Write out, please, the line containing "Transcribe this image's" together with all lines after it, up to and including the last one, with no other output.

A run of records

■ ■ ■ ■

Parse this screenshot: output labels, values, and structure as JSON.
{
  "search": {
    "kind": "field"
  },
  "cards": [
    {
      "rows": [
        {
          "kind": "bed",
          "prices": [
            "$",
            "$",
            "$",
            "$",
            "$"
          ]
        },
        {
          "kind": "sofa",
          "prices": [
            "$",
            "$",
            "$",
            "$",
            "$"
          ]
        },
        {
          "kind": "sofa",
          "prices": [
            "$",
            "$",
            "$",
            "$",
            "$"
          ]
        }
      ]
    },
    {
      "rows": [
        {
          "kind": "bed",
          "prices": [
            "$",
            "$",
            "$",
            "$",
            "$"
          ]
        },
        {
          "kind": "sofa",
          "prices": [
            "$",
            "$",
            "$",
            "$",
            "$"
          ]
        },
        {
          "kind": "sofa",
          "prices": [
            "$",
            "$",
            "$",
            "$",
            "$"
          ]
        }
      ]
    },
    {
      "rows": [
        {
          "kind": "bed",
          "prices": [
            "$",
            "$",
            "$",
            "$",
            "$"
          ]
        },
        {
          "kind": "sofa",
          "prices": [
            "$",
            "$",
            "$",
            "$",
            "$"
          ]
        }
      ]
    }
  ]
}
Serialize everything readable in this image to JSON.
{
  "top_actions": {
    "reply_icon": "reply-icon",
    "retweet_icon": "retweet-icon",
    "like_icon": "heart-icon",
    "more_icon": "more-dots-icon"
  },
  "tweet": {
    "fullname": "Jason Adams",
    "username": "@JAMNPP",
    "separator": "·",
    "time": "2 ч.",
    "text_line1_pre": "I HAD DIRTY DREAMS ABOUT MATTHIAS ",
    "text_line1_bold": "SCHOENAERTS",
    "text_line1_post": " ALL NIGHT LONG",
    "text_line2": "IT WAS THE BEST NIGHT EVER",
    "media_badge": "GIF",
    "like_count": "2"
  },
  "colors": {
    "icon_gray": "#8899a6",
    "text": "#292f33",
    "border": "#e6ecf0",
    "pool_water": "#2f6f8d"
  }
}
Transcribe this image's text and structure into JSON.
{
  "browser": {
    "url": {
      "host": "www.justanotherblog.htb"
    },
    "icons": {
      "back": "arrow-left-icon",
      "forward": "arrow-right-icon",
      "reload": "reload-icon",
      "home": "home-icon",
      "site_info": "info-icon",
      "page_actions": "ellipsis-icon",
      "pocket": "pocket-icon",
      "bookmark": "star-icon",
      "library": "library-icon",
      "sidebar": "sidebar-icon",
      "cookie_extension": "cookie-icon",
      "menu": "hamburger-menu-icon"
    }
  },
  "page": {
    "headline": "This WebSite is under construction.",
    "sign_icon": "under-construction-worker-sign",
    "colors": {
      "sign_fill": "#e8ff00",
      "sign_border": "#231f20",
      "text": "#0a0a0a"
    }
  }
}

■ ■ ■ ■

== Final result ==
Transcribe this image's text and structure into JSON.
{
  "browser": {
    "url": {
      "host": "www.justanotherblog.htb"
    },
    "icons": {
      "back": "arrow-left-icon",
      "forward": "arrow-right-icon",
      "reload": "reload-icon",
      "home": "home-icon",
      "site_info": "info-icon",
      "page_actions": "ellipsis-icon",
      "pocket": "pocket-icon",
      "bookmark": "star-icon",
      "library": "library-icon",
      "sidebar": "sidebar-icon",
      "cookie_extension": "cookie-icon",
      "menu": "hamburger-menu-icon"
    }
  },
  "page": {
    "headline": "This WebSite is under construction.",
    "sign_icon": "under-construction-worker-sign",
    "colors": {
      "sign_fill": "#e8ff00",
      "sign_border": "#231f20",
      "text": "#0a0a0a"
    }
  }
}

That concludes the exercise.